## Data shown

☆ ☆ ☆

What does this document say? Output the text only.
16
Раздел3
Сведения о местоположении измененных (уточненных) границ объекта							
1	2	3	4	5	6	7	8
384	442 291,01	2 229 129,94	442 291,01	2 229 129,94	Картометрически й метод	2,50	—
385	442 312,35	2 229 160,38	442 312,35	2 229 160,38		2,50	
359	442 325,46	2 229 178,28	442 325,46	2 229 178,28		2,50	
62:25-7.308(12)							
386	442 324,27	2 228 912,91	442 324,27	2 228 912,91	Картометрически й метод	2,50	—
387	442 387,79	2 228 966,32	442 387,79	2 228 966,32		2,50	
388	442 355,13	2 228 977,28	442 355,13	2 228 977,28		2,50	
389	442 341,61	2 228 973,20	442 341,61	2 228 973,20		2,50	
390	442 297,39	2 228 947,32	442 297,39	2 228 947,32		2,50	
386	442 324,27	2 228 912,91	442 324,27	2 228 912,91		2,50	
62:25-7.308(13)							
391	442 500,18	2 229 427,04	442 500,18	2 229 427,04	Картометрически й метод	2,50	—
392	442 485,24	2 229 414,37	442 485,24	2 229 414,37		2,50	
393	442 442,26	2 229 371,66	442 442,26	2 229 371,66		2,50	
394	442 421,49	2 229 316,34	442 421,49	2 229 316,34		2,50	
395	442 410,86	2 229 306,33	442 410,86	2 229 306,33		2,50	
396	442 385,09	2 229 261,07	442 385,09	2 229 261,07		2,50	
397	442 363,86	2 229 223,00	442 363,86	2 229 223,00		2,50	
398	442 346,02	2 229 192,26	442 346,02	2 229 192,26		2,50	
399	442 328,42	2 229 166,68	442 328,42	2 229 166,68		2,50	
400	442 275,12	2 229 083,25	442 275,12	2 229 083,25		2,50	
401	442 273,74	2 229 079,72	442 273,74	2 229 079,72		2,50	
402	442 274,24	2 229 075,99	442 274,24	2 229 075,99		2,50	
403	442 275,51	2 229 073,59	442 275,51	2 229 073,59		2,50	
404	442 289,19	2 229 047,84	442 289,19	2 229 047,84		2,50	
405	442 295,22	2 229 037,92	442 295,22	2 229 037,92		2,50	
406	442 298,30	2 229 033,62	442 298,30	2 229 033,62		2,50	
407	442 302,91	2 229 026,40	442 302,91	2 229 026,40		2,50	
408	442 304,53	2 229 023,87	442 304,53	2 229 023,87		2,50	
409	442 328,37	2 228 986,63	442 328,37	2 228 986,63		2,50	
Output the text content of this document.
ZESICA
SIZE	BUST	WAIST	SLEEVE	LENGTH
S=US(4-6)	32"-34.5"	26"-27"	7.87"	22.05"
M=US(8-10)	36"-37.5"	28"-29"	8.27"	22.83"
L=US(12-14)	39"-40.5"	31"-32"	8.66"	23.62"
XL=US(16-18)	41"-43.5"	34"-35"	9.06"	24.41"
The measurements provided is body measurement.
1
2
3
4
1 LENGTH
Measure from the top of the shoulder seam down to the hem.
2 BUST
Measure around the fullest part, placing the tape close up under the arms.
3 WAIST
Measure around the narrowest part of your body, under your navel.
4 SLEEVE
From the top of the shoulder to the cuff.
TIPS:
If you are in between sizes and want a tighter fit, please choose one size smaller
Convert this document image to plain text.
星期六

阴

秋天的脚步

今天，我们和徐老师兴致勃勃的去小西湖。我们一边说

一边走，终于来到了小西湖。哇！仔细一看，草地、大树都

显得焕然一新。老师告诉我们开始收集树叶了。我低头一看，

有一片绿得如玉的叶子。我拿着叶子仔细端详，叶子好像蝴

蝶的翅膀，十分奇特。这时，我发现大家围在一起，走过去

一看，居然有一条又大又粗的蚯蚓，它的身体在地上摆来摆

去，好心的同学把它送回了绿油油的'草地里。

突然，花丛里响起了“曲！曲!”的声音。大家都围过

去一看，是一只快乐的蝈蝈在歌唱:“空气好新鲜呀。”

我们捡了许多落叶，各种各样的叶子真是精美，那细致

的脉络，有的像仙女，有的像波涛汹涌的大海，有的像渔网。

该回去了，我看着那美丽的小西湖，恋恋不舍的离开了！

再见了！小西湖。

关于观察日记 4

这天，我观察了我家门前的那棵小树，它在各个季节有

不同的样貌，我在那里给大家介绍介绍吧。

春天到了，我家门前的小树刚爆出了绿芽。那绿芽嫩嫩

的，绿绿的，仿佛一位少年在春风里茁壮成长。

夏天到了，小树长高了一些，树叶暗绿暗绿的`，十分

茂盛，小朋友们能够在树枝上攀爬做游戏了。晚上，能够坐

☆ ☆ ☆

## Problem description
The entries above must be returned exactly.

## Exercise solution
What does this document say? Output the text only.
16
Раздел3
Сведения о местоположении измененных (уточненных) границ объекта							
1	2	3	4	5	6	7	8
384	442 291,01	2 229 129,94	442 291,01	2 229 129,94	Картометрически й метод	2,50	—
385	442 312,35	2 229 160,38	442 312,35	2 229 160,38		2,50	
359	442 325,46	2 229 178,28	442 325,46	2 229 178,28		2,50	
62:25-7.308(12)							
386	442 324,27	2 228 912,91	442 324,27	2 228 912,91	Картометрически й метод	2,50	—
387	442 387,79	2 228 966,32	442 387,79	2 228 966,32		2,50	
388	442 355,13	2 228 977,28	442 355,13	2 228 977,28		2,50	
389	442 341,61	2 228 973,20	442 341,61	2 228 973,20		2,50	
390	442 297,39	2 228 947,32	442 297,39	2 228 947,32		2,50	
386	442 324,27	2 228 912,91	442 324,27	2 228 912,91		2,50	
62:25-7.308(13)							
391	442 500,18	2 229 427,04	442 500,18	2 229 427,04	Картометрически й метод	2,50	—
392	442 485,24	2 229 414,37	442 485,24	2 229 414,37		2,50	
393	442 442,26	2 229 371,66	442 442,26	2 229 371,66		2,50	
394	442 421,49	2 229 316,34	442 421,49	2 229 316,34		2,50	
395	442 410,86	2 229 306,33	442 410,86	2 229 306,33		2,50	
396	442 385,09	2 229 261,07	442 385,09	2 229 261,07		2,50	
397	442 363,86	2 229 223,00	442 363,86	2 229 223,00		2,50	
398	442 346,02	2 229 192,26	442 346,02	2 229 192,26		2,50	
399	442 328,42	2 229 166,68	442 328,42	2 229 166,68		2,50	
400	442 275,12	2 229 083,25	442 275,12	2 229 083,25		2,50	
401	442 273,74	2 229 079,72	442 273,74	2 229 079,72		2,50	
402	442 274,24	2 229 075,99	442 274,24	2 229 075,99		2,50	
403	442 275,51	2 229 073,59	442 275,51	2 229 073,59		2,50	
404	442 289,19	2 229 047,84	442 289,19	2 229 047,84		2,50	
405	442 295,22	2 229 037,92	442 295,22	2 229 037,92		2,50	
406	442 298,30	2 229 033,62	442 298,30	2 229 033,62		2,50	
407	442 302,91	2 229 026,40	442 302,91	2 229 026,40		2,50	
408	442 304,53	2 229 023,87	442 304,53	2 229 023,87		2,50	
409	442 328,37	2 228 986,63	442 328,37	2 228 986,63		2,50	
Output the text content of this document.
ZESICA
SIZE	BUST	WAIST	SLEEVE	LENGTH
S=US(4-6)	32"-34.5"	26"-27"	7.87"	22.05"
M=US(8-10)	36"-37.5"	28"-29"	8.27"	22.83"
L=US(12-14)	39"-40.5"	31"-32"	8.66"	23.62"
XL=US(16-18)	41"-43.5"	34"-35"	9.06"	24.41"
The measurements provided is body measurement.
1
2
3
4
1 LENGTH
Measure from the top of the shoulder seam down to the hem.
2 BUST
Measure around the fullest part, placing the tape close up under the arms.
3 WAIST
Measure around the narrowest part of your body, under your navel.
4 SLEEVE
From the top of the shoulder to the cuff.
TIPS:
If you are in between sizes and want a tighter fit, please choose one size smaller
Convert this document image to plain text.
星期六

阴

秋天的脚步

今天，我们和徐老师兴致勃勃的去小西湖。我们一边说

一边走，终于来到了小西湖。哇！仔细一看，草地、大树都

显得焕然一新。老师告诉我们开始收集树叶了。我低头一看，

有一片绿得如玉的叶子。我拿着叶子仔细端详，叶子好像蝴

蝶的翅膀，十分奇特。这时，我发现大家围在一起，走过去

一看，居然有一条又大又粗的蚯蚓，它的身体在地上摆来摆

去，好心的同学把它送回了绿油油的'草地里。

突然，花丛里响起了“曲！曲!”的声音。大家都围过

去一看，是一只快乐的蝈蝈在歌唱:“空气好新鲜呀。”

我们捡了许多落叶，各种各样的叶子真是精美，那细致

的脉络，有的像仙女，有的像波涛汹涌的大海，有的像渔网。

该回去了，我看着那美丽的小西湖，恋恋不舍的离开了！

再见了！小西湖。

关于观察日记 4

这天，我观察了我家门前的那棵小树，它在各个季节有

不同的样貌，我在那里给大家介绍介绍吧。

春天到了，我家门前的小树刚爆出了绿芽。那绿芽嫩嫩

的，绿绿的，仿佛一位少年在春风里茁壮成长。

夏天到了，小树长高了一些，树叶暗绿暗绿的`，十分

茂盛，小朋友们能够在树枝上攀爬做游戏了。晚上，能够坐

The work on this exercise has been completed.